Given exercise: Could every line of the data be printed exactly as it reads?

## Start Data for this task

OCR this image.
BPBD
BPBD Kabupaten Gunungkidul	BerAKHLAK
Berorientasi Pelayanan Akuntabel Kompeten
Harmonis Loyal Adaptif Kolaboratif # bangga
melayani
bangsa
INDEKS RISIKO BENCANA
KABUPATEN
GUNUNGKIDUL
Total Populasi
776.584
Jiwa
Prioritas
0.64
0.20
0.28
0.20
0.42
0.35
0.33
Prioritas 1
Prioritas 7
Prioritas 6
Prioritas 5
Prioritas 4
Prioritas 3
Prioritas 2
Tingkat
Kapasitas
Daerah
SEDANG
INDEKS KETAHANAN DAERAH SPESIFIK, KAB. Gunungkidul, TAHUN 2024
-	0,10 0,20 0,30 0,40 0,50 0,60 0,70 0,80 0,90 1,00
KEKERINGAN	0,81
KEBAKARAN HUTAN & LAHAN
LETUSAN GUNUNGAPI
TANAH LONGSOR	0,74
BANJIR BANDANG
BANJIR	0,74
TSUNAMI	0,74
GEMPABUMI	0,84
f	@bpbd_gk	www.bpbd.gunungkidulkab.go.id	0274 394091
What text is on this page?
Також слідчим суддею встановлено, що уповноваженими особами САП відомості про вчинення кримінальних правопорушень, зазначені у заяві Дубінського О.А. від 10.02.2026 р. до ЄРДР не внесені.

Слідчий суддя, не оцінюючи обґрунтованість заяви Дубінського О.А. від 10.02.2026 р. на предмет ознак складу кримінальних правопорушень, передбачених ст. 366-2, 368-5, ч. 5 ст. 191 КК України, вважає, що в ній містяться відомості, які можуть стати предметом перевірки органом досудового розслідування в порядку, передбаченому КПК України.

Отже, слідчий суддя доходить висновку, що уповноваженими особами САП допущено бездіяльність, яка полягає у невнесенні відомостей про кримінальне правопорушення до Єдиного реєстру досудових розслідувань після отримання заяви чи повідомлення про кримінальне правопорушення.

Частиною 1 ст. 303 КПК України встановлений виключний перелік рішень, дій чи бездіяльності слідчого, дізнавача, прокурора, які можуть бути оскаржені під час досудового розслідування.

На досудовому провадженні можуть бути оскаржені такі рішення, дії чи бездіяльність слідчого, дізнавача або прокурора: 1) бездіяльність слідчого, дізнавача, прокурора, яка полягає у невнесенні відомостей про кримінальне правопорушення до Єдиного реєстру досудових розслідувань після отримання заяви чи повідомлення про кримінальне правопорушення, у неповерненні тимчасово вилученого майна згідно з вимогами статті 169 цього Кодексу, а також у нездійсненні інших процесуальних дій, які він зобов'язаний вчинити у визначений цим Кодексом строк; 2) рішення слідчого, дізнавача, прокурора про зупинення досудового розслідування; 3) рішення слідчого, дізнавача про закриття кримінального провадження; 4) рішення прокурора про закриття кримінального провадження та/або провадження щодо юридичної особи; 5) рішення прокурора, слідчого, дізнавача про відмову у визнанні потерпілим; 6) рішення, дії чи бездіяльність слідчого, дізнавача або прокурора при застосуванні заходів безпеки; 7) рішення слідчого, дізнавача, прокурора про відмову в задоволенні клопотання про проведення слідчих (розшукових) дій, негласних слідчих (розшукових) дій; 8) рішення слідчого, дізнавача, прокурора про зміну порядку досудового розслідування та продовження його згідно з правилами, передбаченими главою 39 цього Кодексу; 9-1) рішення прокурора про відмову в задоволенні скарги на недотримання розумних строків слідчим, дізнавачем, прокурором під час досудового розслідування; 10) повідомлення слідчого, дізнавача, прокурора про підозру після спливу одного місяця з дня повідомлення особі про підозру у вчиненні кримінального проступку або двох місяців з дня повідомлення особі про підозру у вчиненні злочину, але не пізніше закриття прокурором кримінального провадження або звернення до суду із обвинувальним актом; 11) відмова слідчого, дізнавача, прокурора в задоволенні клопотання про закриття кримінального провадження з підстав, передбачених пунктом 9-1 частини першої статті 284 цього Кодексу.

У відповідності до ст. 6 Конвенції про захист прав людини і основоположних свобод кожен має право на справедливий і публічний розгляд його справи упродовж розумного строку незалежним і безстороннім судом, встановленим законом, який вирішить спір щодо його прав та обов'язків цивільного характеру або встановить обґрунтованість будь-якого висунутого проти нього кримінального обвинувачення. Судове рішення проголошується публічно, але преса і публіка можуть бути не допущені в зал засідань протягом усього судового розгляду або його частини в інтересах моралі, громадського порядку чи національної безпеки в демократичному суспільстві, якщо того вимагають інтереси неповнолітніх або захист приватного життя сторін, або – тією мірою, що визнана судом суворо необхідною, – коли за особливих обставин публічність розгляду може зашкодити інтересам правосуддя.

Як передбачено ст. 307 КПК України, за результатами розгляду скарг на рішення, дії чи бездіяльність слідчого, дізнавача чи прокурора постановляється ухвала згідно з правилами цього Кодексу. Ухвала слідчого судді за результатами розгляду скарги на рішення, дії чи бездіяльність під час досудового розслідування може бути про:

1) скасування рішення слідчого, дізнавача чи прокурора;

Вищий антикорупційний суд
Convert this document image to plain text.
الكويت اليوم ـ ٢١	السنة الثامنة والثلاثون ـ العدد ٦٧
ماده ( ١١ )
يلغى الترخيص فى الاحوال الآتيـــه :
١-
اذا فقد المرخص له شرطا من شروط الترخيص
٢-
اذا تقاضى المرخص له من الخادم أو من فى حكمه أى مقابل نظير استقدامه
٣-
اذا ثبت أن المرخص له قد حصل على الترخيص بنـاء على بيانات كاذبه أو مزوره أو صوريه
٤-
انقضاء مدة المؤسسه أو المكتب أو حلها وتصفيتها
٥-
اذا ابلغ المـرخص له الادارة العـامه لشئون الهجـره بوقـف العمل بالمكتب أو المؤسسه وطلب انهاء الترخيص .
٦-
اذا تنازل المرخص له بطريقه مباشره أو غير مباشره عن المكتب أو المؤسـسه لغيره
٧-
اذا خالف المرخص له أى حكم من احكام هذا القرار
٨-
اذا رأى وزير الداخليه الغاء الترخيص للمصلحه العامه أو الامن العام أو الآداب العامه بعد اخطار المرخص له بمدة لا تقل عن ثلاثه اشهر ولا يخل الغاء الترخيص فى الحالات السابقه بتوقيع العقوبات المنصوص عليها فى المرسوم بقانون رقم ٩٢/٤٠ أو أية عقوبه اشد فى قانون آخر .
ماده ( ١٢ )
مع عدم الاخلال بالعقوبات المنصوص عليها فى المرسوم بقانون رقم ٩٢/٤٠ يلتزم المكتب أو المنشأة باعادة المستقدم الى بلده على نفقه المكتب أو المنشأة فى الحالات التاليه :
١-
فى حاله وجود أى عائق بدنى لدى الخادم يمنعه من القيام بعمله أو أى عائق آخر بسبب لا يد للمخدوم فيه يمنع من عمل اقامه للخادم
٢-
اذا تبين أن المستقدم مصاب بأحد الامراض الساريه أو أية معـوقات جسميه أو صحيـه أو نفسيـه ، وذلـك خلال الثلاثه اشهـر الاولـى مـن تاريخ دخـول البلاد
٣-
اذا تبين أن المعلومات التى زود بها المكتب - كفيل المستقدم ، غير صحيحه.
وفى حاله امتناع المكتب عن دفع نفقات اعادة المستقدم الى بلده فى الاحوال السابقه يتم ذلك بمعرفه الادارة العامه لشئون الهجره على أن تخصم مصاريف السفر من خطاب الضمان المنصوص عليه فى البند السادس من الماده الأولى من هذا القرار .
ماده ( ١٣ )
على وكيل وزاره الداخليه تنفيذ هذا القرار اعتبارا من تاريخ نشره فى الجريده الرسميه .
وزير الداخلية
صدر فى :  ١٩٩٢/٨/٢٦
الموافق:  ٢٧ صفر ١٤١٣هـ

## End Data for this task

Task output:
OCR this image.
BPBD
BPBD Kabupaten Gunungkidul	BerAKHLAK
Berorientasi Pelayanan Akuntabel Kompeten
Harmonis Loyal Adaptif Kolaboratif # bangga
melayani
bangsa
INDEKS RISIKO BENCANA
KABUPATEN
GUNUNGKIDUL
Total Populasi
776.584
Jiwa
Prioritas
0.64
0.20
0.28
0.20
0.42
0.35
0.33
Prioritas 1
Prioritas 7
Prioritas 6
Prioritas 5
Prioritas 4
Prioritas 3
Prioritas 2
Tingkat
Kapasitas
Daerah
SEDANG
INDEKS KETAHANAN DAERAH SPESIFIK, KAB. Gunungkidul, TAHUN 2024
-	0,10 0,20 0,30 0,40 0,50 0,60 0,70 0,80 0,90 1,00
KEKERINGAN	0,81
KEBAKARAN HUTAN & LAHAN
LETUSAN GUNUNGAPI
TANAH LONGSOR	0,74
BANJIR BANDANG
BANJIR	0,74
TSUNAMI	0,74
GEMPABUMI	0,84
f	@bpbd_gk	www.bpbd.gunungkidulkab.go.id	0274 394091
What text is on this page?
Також слідчим суддею встановлено, що уповноваженими особами САП відомості про вчинення кримінальних правопорушень, зазначені у заяві Дубінського О.А. від 10.02.2026 р. до ЄРДР не внесені.

Слідчий суддя, не оцінюючи обґрунтованість заяви Дубінського О.А. від 10.02.2026 р. на предмет ознак складу кримінальних правопорушень, передбачених ст. 366-2, 368-5, ч. 5 ст. 191 КК України, вважає, що в ній містяться відомості, які можуть стати предметом перевірки органом досудового розслідування в порядку, передбаченому КПК України.

Отже, слідчий суддя доходить висновку, що уповноваженими особами САП допущено бездіяльність, яка полягає у невнесенні відомостей про кримінальне правопорушення до Єдиного реєстру досудових розслідувань після отримання заяви чи повідомлення про кримінальне правопорушення.

Частиною 1 ст. 303 КПК України встановлений виключний перелік рішень, дій чи бездіяльності слідчого, дізнавача, прокурора, які можуть бути оскаржені під час досудового розслідування.

На досудовому провадженні можуть бути оскаржені такі рішення, дії чи бездіяльність слідчого, дізнавача або прокурора: 1) бездіяльність слідчого, дізнавача, прокурора, яка полягає у невнесенні відомостей про кримінальне правопорушення до Єдиного реєстру досудових розслідувань після отримання заяви чи повідомлення про кримінальне правопорушення, у неповерненні тимчасово вилученого майна згідно з вимогами статті 169 цього Кодексу, а також у нездійсненні інших процесуальних дій, які він зобов'язаний вчинити у визначений цим Кодексом строк; 2) рішення слідчого, дізнавача, прокурора про зупинення досудового розслідування; 3) рішення слідчого, дізнавача про закриття кримінального провадження; 4) рішення прокурора про закриття кримінального провадження та/або провадження щодо юридичної особи; 5) рішення прокурора, слідчого, дізнавача про відмову у визнанні потерпілим; 6) рішення, дії чи бездіяльність слідчого, дізнавача або прокурора при застосуванні заходів безпеки; 7) рішення слідчого, дізнавача, прокурора про відмову в задоволенні клопотання про проведення слідчих (розшукових) дій, негласних слідчих (розшукових) дій; 8) рішення слідчого, дізнавача, прокурора про зміну порядку досудового розслідування та продовження його згідно з правилами, передбаченими главою 39 цього Кодексу; 9-1) рішення прокурора про відмову в задоволенні скарги на недотримання розумних строків слідчим, дізнавачем, прокурором під час досудового розслідування; 10) повідомлення слідчого, дізнавача, прокурора про підозру після спливу одного місяця з дня повідомлення особі про підозру у вчиненні кримінального проступку або двох місяців з дня повідомлення особі про підозру у вчиненні злочину, але не пізніше закриття прокурором кримінального провадження або звернення до суду із обвинувальним актом; 11) відмова слідчого, дізнавача, прокурора в задоволенні клопотання про закриття кримінального провадження з підстав, передбачених пунктом 9-1 частини першої статті 284 цього Кодексу.

У відповідності до ст. 6 Конвенції про захист прав людини і основоположних свобод кожен має право на справедливий і публічний розгляд його справи упродовж розумного строку незалежним і безстороннім судом, встановленим законом, який вирішить спір щодо його прав та обов'язків цивільного характеру або встановить обґрунтованість будь-якого висунутого проти нього кримінального обвинувачення. Судове рішення проголошується публічно, але преса і публіка можуть бути не допущені в зал засідань протягом усього судового розгляду або його частини в інтересах моралі, громадського порядку чи національної безпеки в демократичному суспільстві, якщо того вимагають інтереси неповнолітніх або захист приватного життя сторін, або – тією мірою, що визнана судом суворо необхідною, – коли за особливих обставин публічність розгляду може зашкодити інтересам правосуддя.

Як передбачено ст. 307 КПК України, за результатами розгляду скарг на рішення, дії чи бездіяльність слідчого, дізнавача чи прокурора постановляється ухвала згідно з правилами цього Кодексу. Ухвала слідчого судді за результатами розгляду скарги на рішення, дії чи бездіяльність під час досудового розслідування може бути про:

1) скасування рішення слідчого, дізнавача чи прокурора;

Вищий антикорупційний суд
Convert this document image to plain text.
الكويت اليوم ـ ٢١	السنة الثامنة والثلاثون ـ العدد ٦٧
ماده ( ١١ )
يلغى الترخيص فى الاحوال الآتيـــه :
١-
اذا فقد المرخص له شرطا من شروط الترخيص
٢-
اذا تقاضى المرخص له من الخادم أو من فى حكمه أى مقابل نظير استقدامه
٣-
اذا ثبت أن المرخص له قد حصل على الترخيص بنـاء على بيانات كاذبه أو مزوره أو صوريه
٤-
انقضاء مدة المؤسسه أو المكتب أو حلها وتصفيتها
٥-
اذا ابلغ المـرخص له الادارة العـامه لشئون الهجـره بوقـف العمل بالمكتب أو المؤسسه وطلب انهاء الترخيص .
٦-
اذا تنازل المرخص له بطريقه مباشره أو غير مباشره عن المكتب أو المؤسـسه لغيره
٧-
اذا خالف المرخص له أى حكم من احكام هذا القرار
٨-
اذا رأى وزير الداخليه الغاء الترخيص للمصلحه العامه أو الامن العام أو الآداب العامه بعد اخطار المرخص له بمدة لا تقل عن ثلاثه اشهر ولا يخل الغاء الترخيص فى الحالات السابقه بتوقيع العقوبات المنصوص عليها فى المرسوم بقانون رقم ٩٢/٤٠ أو أية عقوبه اشد فى قانون آخر .
ماده ( ١٢ )
مع عدم الاخلال بالعقوبات المنصوص عليها فى المرسوم بقانون رقم ٩٢/٤٠ يلتزم المكتب أو المنشأة باعادة المستقدم الى بلده على نفقه المكتب أو المنشأة فى الحالات التاليه :
١-
فى حاله وجود أى عائق بدنى لدى الخادم يمنعه من القيام بعمله أو أى عائق آخر بسبب لا يد للمخدوم فيه يمنع من عمل اقامه للخادم
٢-
اذا تبين أن المستقدم مصاب بأحد الامراض الساريه أو أية معـوقات جسميه أو صحيـه أو نفسيـه ، وذلـك خلال الثلاثه اشهـر الاولـى مـن تاريخ دخـول البلاد
٣-
اذا تبين أن المعلومات التى زود بها المكتب - كفيل المستقدم ، غير صحيحه.
وفى حاله امتناع المكتب عن دفع نفقات اعادة المستقدم الى بلده فى الاحوال السابقه يتم ذلك بمعرفه الادارة العامه لشئون الهجره على أن تخصم مصاريف السفر من خطاب الضمان المنصوص عليه فى البند السادس من الماده الأولى من هذا القرار .
ماده ( ١٣ )
على وكيل وزاره الداخليه تنفيذ هذا القرار اعتبارا من تاريخ نشره فى الجريده الرسميه .
وزير الداخلية
صدر فى :  ١٩٩٢/٨/٢٦
الموافق:  ٢٧ صفر ١٤١٣هـ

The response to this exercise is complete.